*Exercise aim*
Report how many lines include the word "title", and nothing besides that number.

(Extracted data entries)
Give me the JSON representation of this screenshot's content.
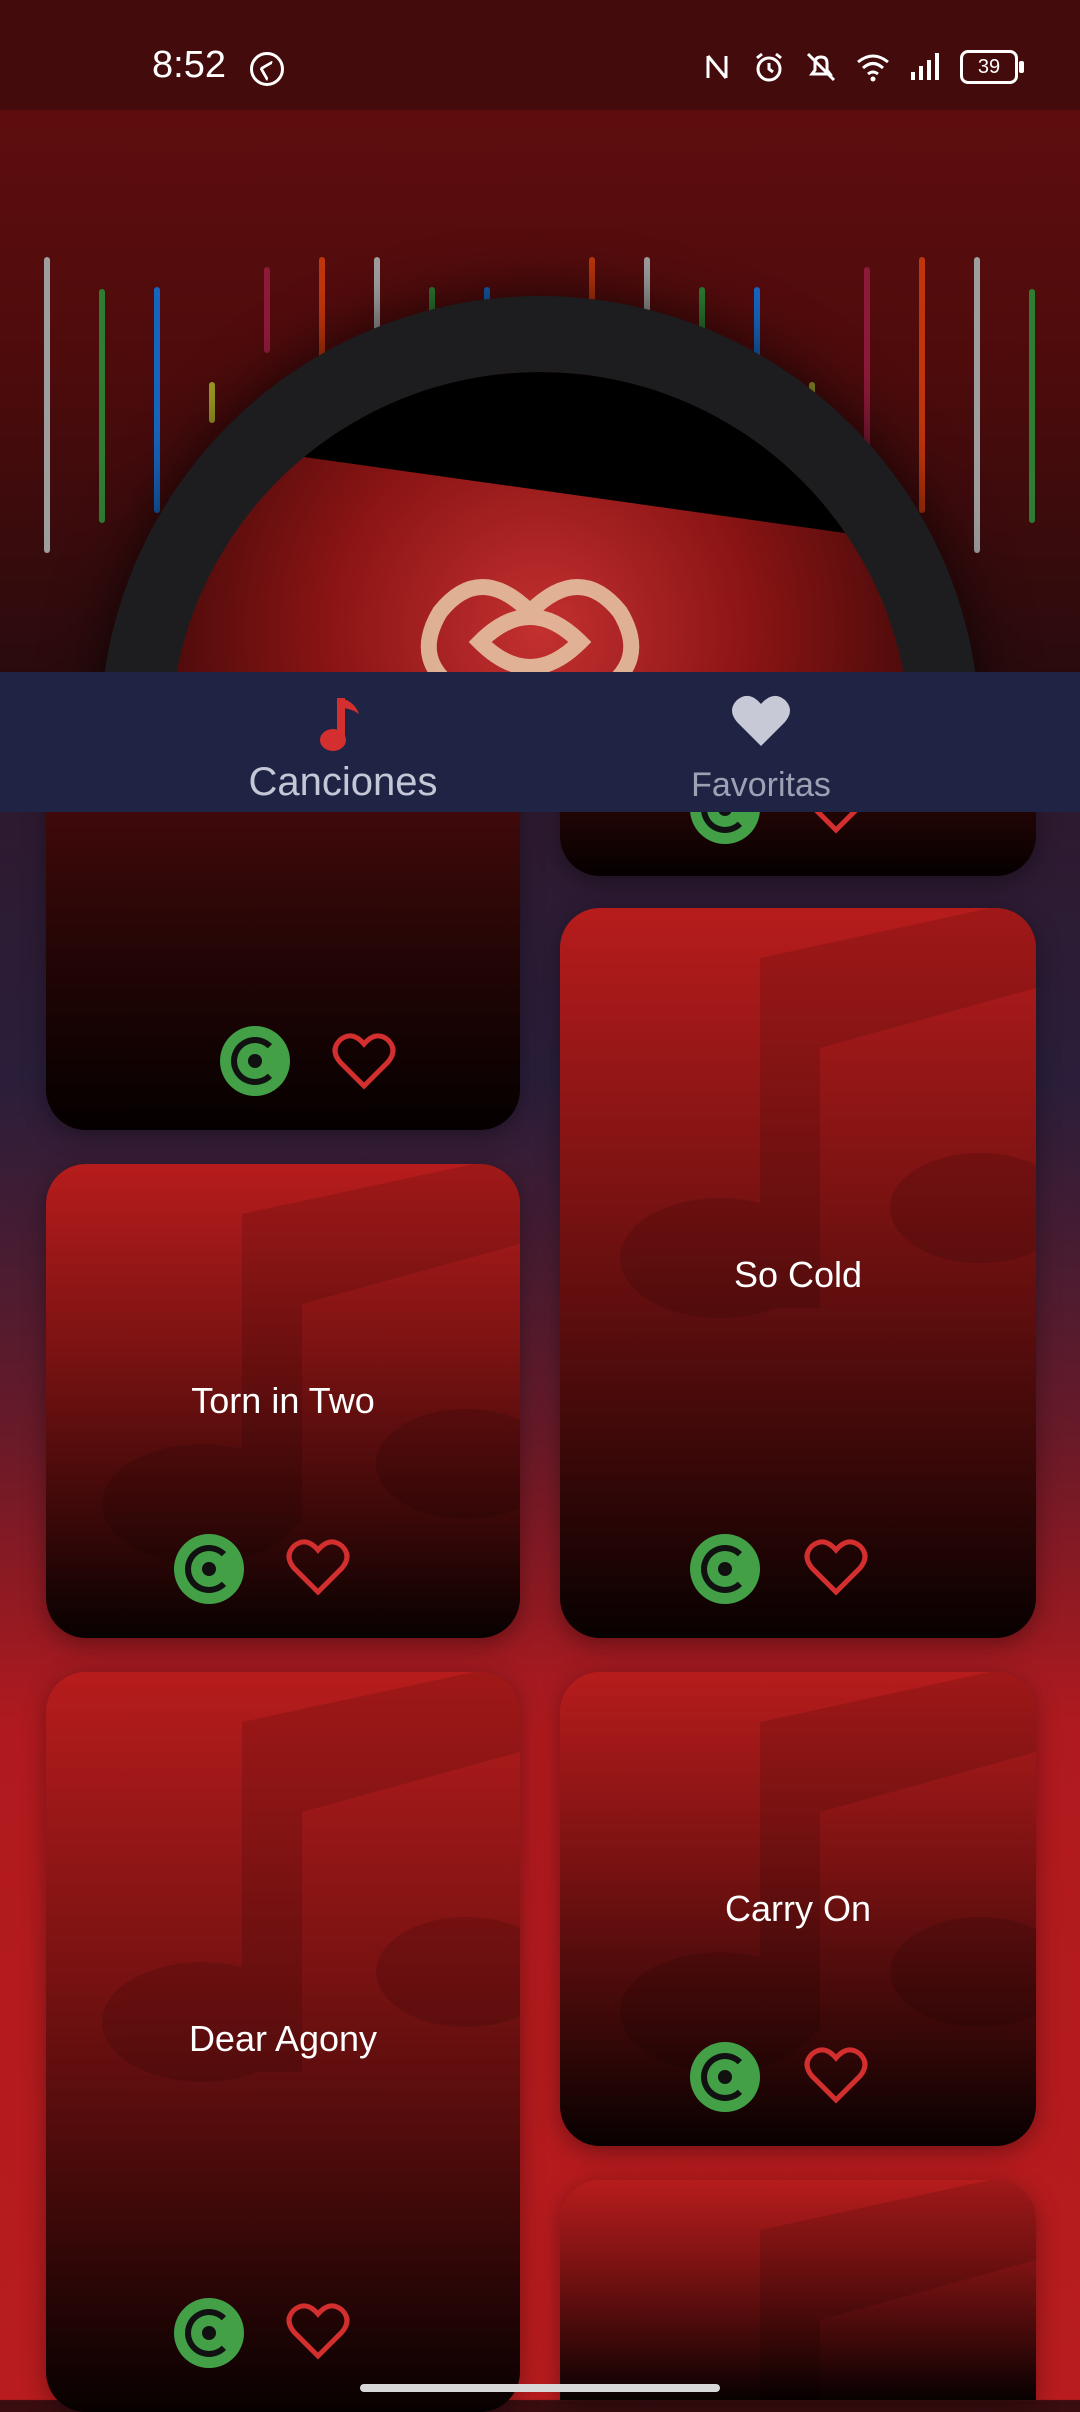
{
  "status_bar": {
    "time": "8:52",
    "battery": "39"
  },
  "tabs": [
    {
      "label": "Canciones",
      "icon": "music-note-icon",
      "active": true
    },
    {
      "label": "Favoritas",
      "icon": "heart-icon",
      "active": false
    }
  ],
  "songs": [
    {
      "title": ""
    },
    {
      "title": ""
    },
    {
      "title": "So Cold"
    },
    {
      "title": "Torn in Two"
    },
    {
      "title": "Dear Agony"
    },
    {
      "title": "Carry On"
    },
    {
      "title": ""
    }
  ],
  "colors": {
    "accent_red": "#d32f2f",
    "play_green": "#43a047",
    "tabbar": "#1f2444"
  }
}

*Correct output*
7